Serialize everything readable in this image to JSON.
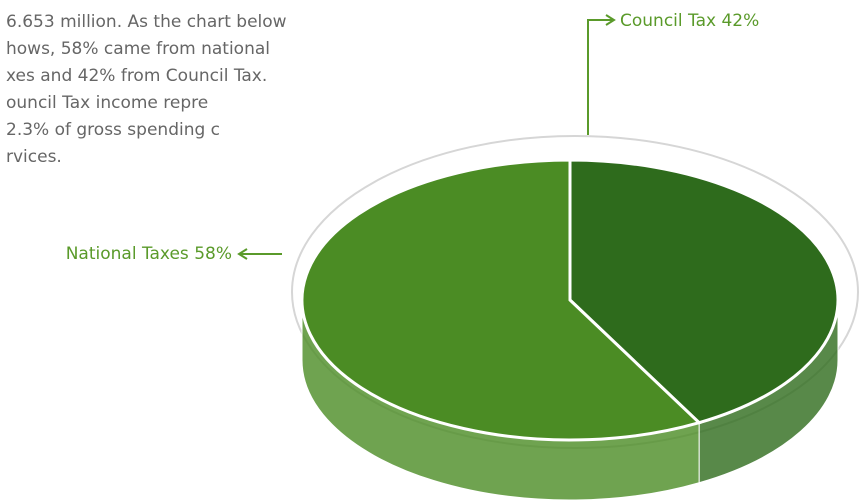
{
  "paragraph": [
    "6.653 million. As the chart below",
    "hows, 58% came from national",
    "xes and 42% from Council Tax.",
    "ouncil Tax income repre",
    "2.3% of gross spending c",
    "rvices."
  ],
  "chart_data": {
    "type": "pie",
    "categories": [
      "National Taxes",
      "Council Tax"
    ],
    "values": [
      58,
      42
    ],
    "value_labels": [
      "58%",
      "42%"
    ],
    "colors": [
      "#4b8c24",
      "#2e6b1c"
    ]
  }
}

» WHAT TO PRODUCE: Report how many lines of the entries hold the string "Council". Provide the number alone.

» CORRECT RESPONSE: 2